Tally the lines that hold the string "Axis", and reply with the count alone.
>>>
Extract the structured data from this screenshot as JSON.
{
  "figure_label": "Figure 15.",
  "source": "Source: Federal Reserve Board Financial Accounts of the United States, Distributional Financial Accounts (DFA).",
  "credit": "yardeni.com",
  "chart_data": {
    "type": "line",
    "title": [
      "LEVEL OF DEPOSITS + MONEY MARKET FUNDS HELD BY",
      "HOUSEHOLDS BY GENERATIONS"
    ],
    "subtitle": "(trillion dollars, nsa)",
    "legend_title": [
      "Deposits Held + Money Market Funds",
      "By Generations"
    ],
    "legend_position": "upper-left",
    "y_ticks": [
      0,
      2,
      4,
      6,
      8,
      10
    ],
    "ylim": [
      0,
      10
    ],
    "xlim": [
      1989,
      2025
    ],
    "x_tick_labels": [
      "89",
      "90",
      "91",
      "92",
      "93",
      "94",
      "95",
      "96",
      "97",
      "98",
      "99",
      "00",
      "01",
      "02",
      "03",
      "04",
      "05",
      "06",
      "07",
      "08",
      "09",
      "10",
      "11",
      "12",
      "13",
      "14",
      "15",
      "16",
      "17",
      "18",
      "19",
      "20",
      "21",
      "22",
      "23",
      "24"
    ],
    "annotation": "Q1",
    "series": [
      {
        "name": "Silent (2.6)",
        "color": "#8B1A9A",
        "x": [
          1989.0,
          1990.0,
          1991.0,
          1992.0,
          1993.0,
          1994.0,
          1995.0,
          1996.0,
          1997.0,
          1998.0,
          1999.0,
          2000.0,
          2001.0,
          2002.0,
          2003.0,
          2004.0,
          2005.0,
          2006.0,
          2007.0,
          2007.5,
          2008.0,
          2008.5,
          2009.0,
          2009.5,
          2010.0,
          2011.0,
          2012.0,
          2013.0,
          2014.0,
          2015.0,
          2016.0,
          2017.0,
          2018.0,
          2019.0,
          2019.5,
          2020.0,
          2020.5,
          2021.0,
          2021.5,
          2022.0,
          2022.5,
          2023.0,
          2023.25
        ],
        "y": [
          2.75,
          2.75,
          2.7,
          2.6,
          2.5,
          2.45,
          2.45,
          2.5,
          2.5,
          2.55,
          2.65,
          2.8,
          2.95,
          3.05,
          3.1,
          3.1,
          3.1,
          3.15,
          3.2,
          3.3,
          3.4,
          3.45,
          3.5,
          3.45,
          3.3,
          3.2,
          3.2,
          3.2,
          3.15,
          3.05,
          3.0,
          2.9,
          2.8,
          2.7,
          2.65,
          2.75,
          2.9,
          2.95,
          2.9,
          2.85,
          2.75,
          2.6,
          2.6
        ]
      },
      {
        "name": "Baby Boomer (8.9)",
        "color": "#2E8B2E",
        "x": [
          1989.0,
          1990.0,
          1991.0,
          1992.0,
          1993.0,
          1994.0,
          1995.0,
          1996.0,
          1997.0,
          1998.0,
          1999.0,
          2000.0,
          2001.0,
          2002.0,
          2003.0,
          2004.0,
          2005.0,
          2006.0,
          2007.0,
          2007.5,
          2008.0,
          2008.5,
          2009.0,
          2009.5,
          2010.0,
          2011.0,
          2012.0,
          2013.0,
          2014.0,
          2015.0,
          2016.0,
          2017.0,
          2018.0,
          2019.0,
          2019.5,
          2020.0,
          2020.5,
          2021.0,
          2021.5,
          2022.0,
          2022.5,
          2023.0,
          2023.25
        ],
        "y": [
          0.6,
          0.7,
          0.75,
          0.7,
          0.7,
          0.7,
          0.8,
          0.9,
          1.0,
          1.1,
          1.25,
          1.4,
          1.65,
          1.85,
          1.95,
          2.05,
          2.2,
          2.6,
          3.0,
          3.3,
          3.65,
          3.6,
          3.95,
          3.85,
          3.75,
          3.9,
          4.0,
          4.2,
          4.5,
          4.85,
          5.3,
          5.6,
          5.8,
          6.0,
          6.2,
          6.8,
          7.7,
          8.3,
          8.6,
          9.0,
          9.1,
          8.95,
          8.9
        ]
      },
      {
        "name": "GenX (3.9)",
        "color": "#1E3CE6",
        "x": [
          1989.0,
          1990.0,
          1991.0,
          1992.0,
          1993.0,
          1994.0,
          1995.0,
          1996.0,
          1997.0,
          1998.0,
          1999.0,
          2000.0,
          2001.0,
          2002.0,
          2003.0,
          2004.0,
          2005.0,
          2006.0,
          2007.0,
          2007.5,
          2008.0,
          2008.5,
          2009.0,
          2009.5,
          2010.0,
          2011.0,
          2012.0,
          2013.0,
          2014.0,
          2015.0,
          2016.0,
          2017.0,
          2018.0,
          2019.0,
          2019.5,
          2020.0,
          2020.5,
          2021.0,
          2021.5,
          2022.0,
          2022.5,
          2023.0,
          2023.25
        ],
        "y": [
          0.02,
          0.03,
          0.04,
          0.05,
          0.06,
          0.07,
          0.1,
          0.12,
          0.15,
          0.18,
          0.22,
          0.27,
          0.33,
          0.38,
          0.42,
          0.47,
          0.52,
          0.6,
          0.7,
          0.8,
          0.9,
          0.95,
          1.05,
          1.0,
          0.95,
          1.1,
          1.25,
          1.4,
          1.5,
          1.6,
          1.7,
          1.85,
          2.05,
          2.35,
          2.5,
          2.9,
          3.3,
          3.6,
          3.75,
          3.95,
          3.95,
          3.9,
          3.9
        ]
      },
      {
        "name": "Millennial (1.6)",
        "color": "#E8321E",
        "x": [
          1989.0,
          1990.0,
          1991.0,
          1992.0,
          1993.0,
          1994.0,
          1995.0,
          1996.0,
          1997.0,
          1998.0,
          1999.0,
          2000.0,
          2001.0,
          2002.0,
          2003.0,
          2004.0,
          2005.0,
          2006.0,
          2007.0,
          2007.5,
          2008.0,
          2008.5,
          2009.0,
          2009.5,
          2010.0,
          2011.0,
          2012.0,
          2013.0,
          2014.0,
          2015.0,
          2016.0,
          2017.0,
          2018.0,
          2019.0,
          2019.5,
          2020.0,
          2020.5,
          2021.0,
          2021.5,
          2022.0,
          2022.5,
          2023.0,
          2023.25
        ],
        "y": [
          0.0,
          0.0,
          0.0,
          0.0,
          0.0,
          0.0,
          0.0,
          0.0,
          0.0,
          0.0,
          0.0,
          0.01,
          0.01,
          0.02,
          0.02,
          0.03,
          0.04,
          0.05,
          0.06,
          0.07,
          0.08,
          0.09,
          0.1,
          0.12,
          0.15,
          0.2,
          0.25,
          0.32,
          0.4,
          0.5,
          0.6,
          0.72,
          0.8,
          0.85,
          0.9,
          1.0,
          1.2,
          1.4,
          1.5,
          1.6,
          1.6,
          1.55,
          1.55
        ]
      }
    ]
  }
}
<<<
>>>
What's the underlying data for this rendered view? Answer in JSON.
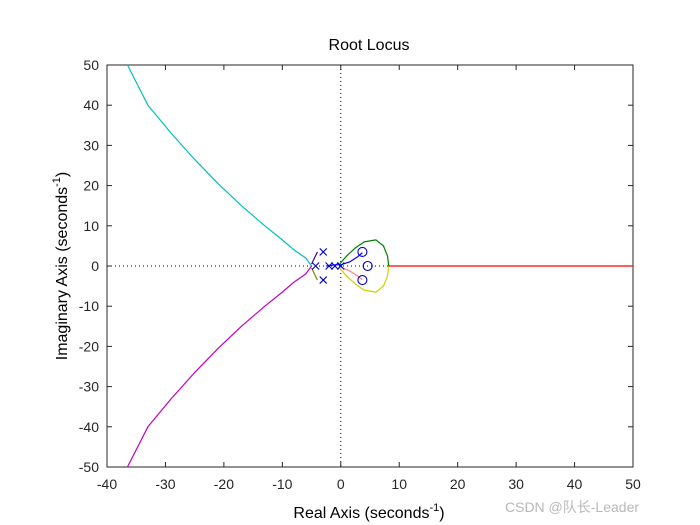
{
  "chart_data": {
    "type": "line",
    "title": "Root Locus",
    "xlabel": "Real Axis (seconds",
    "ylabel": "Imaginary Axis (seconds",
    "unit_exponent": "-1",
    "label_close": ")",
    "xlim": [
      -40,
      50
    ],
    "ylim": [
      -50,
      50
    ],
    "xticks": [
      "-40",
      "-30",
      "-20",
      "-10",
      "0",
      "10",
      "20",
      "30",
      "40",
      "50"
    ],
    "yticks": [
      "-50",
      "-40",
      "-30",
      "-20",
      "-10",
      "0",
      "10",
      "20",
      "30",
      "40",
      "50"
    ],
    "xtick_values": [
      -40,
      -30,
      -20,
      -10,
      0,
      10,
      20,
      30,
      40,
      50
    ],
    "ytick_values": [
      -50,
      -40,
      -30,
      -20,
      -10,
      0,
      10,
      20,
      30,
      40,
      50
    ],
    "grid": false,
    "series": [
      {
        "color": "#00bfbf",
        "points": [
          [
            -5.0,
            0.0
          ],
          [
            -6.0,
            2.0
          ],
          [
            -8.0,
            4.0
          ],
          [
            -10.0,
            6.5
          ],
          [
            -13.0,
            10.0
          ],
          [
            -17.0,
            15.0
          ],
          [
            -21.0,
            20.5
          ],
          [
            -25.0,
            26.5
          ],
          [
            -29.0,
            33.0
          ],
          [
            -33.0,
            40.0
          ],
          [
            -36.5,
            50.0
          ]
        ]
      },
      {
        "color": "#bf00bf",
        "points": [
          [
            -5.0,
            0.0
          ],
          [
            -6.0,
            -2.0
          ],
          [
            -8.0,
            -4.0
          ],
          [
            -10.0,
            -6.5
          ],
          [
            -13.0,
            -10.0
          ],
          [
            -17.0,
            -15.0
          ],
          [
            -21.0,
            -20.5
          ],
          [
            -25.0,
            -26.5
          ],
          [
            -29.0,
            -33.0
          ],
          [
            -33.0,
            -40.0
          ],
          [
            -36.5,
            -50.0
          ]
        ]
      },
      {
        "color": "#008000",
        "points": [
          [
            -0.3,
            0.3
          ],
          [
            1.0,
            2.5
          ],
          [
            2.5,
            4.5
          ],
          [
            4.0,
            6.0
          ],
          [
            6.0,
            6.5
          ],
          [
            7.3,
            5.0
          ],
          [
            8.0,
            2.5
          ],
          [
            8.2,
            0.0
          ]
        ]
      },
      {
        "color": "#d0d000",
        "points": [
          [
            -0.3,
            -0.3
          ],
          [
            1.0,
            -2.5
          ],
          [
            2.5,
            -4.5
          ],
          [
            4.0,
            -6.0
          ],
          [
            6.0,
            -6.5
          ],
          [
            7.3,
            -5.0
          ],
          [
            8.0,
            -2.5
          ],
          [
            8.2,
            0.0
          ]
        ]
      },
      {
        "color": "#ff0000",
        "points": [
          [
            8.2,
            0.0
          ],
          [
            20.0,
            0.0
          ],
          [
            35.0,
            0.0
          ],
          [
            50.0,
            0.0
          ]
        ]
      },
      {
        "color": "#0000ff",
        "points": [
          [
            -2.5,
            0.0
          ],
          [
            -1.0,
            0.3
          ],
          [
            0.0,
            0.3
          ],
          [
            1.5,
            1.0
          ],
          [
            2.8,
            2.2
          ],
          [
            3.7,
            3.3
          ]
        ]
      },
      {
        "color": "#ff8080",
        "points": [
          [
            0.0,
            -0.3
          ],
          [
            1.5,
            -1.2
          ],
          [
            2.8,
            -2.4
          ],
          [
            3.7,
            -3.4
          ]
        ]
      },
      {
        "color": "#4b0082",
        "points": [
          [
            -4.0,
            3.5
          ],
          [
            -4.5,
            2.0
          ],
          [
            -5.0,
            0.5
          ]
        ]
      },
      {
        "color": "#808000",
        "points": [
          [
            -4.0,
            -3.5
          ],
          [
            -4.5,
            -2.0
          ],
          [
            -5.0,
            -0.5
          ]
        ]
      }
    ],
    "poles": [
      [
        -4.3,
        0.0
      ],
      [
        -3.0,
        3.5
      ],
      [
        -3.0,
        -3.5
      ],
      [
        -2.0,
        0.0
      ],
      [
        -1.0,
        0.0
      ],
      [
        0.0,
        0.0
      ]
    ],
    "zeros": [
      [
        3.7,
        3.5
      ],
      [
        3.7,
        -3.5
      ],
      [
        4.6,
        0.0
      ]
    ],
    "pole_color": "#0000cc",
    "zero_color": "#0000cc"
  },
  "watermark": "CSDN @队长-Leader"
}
<<<
Written response >>
2